Entries =
-.-.-
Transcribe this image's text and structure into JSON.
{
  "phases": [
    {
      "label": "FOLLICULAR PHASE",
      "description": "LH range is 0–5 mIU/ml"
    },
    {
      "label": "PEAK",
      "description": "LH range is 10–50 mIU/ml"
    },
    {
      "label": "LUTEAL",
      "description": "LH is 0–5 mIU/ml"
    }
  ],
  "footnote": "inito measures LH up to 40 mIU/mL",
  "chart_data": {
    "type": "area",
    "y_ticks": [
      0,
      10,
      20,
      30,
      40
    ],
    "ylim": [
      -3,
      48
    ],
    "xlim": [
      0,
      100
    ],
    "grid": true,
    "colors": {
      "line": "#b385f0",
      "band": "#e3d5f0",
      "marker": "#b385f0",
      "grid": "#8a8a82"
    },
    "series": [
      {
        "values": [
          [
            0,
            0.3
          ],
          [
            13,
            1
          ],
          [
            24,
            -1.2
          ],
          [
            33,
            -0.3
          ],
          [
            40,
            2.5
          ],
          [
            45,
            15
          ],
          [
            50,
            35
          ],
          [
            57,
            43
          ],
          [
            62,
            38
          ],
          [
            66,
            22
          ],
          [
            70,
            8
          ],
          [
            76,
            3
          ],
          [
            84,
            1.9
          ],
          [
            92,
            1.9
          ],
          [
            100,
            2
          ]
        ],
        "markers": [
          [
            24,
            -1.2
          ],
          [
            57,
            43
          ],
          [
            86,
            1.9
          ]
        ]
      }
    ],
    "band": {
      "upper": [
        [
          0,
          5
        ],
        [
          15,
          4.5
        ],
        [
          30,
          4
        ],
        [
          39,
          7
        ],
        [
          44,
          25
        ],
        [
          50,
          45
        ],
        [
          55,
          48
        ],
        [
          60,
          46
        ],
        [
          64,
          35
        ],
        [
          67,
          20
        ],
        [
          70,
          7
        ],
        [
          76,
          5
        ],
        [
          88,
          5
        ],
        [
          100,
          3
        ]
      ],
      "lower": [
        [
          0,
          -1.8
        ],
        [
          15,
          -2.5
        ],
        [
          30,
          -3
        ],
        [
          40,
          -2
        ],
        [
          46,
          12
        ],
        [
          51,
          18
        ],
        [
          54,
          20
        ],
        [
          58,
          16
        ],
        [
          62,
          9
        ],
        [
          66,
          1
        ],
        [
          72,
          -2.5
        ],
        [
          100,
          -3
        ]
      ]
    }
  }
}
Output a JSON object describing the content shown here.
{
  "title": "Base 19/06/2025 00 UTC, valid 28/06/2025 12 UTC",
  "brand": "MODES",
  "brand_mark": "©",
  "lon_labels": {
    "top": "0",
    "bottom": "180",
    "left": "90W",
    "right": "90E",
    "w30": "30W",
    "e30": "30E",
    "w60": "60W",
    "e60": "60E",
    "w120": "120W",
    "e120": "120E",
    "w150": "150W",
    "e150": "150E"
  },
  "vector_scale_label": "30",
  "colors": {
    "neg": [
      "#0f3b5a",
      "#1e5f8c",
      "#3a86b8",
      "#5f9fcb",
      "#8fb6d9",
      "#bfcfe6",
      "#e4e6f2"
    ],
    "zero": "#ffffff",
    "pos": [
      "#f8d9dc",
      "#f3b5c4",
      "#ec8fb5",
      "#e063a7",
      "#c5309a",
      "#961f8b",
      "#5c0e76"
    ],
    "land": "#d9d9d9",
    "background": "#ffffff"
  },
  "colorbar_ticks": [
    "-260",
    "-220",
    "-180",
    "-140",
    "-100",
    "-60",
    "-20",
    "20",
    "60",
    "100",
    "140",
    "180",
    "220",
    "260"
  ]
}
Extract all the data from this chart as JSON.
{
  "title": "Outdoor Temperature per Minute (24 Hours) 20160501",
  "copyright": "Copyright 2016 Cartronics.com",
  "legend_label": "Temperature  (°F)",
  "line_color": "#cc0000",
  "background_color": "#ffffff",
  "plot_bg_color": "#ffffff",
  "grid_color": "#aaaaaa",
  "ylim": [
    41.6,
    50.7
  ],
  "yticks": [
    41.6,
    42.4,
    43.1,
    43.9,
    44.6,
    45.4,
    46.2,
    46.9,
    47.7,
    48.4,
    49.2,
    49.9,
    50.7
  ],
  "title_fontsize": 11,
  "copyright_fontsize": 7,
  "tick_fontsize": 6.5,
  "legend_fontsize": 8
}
-.-.-
Return the entries above exactly, each one complete.

Transcribe this image's text and structure into JSON.
{
  "phases": [
    {
      "label": "FOLLICULAR PHASE",
      "description": "LH range is 0–5 mIU/ml"
    },
    {
      "label": "PEAK",
      "description": "LH range is 10–50 mIU/ml"
    },
    {
      "label": "LUTEAL",
      "description": "LH is 0–5 mIU/ml"
    }
  ],
  "footnote": "inito measures LH up to 40 mIU/mL",
  "chart_data": {
    "type": "area",
    "y_ticks": [
      0,
      10,
      20,
      30,
      40
    ],
    "ylim": [
      -3,
      48
    ],
    "xlim": [
      0,
      100
    ],
    "grid": true,
    "colors": {
      "line": "#b385f0",
      "band": "#e3d5f0",
      "marker": "#b385f0",
      "grid": "#8a8a82"
    },
    "series": [
      {
        "values": [
          [
            0,
            0.3
          ],
          [
            13,
            1
          ],
          [
            24,
            -1.2
          ],
          [
            33,
            -0.3
          ],
          [
            40,
            2.5
          ],
          [
            45,
            15
          ],
          [
            50,
            35
          ],
          [
            57,
            43
          ],
          [
            62,
            38
          ],
          [
            66,
            22
          ],
          [
            70,
            8
          ],
          [
            76,
            3
          ],
          [
            84,
            1.9
          ],
          [
            92,
            1.9
          ],
          [
            100,
            2
          ]
        ],
        "markers": [
          [
            24,
            -1.2
          ],
          [
            57,
            43
          ],
          [
            86,
            1.9
          ]
        ]
      }
    ],
    "band": {
      "upper": [
        [
          0,
          5
        ],
        [
          15,
          4.5
        ],
        [
          30,
          4
        ],
        [
          39,
          7
        ],
        [
          44,
          25
        ],
        [
          50,
          45
        ],
        [
          55,
          48
        ],
        [
          60,
          46
        ],
        [
          64,
          35
        ],
        [
          67,
          20
        ],
        [
          70,
          7
        ],
        [
          76,
          5
        ],
        [
          88,
          5
        ],
        [
          100,
          3
        ]
      ],
      "lower": [
        [
          0,
          -1.8
        ],
        [
          15,
          -2.5
        ],
        [
          30,
          -3
        ],
        [
          40,
          -2
        ],
        [
          46,
          12
        ],
        [
          51,
          18
        ],
        [
          54,
          20
        ],
        [
          58,
          16
        ],
        [
          62,
          9
        ],
        [
          66,
          1
        ],
        [
          72,
          -2.5
        ],
        [
          100,
          -3
        ]
      ]
    }
  }
}
Output a JSON object describing the content shown here.
{
  "title": "Base 19/06/2025 00 UTC, valid 28/06/2025 12 UTC",
  "brand": "MODES",
  "brand_mark": "©",
  "lon_labels": {
    "top": "0",
    "bottom": "180",
    "left": "90W",
    "right": "90E",
    "w30": "30W",
    "e30": "30E",
    "w60": "60W",
    "e60": "60E",
    "w120": "120W",
    "e120": "120E",
    "w150": "150W",
    "e150": "150E"
  },
  "vector_scale_label": "30",
  "colors": {
    "neg": [
      "#0f3b5a",
      "#1e5f8c",
      "#3a86b8",
      "#5f9fcb",
      "#8fb6d9",
      "#bfcfe6",
      "#e4e6f2"
    ],
    "zero": "#ffffff",
    "pos": [
      "#f8d9dc",
      "#f3b5c4",
      "#ec8fb5",
      "#e063a7",
      "#c5309a",
      "#961f8b",
      "#5c0e76"
    ],
    "land": "#d9d9d9",
    "background": "#ffffff"
  },
  "colorbar_ticks": [
    "-260",
    "-220",
    "-180",
    "-140",
    "-100",
    "-60",
    "-20",
    "20",
    "60",
    "100",
    "140",
    "180",
    "220",
    "260"
  ]
}
Extract all the data from this chart as JSON.
{
  "title": "Outdoor Temperature per Minute (24 Hours) 20160501",
  "copyright": "Copyright 2016 Cartronics.com",
  "legend_label": "Temperature  (°F)",
  "line_color": "#cc0000",
  "background_color": "#ffffff",
  "plot_bg_color": "#ffffff",
  "grid_color": "#aaaaaa",
  "ylim": [
    41.6,
    50.7
  ],
  "yticks": [
    41.6,
    42.4,
    43.1,
    43.9,
    44.6,
    45.4,
    46.2,
    46.9,
    47.7,
    48.4,
    49.2,
    49.9,
    50.7
  ],
  "title_fontsize": 11,
  "copyright_fontsize": 7,
  "tick_fontsize": 6.5,
  "legend_fontsize": 8
}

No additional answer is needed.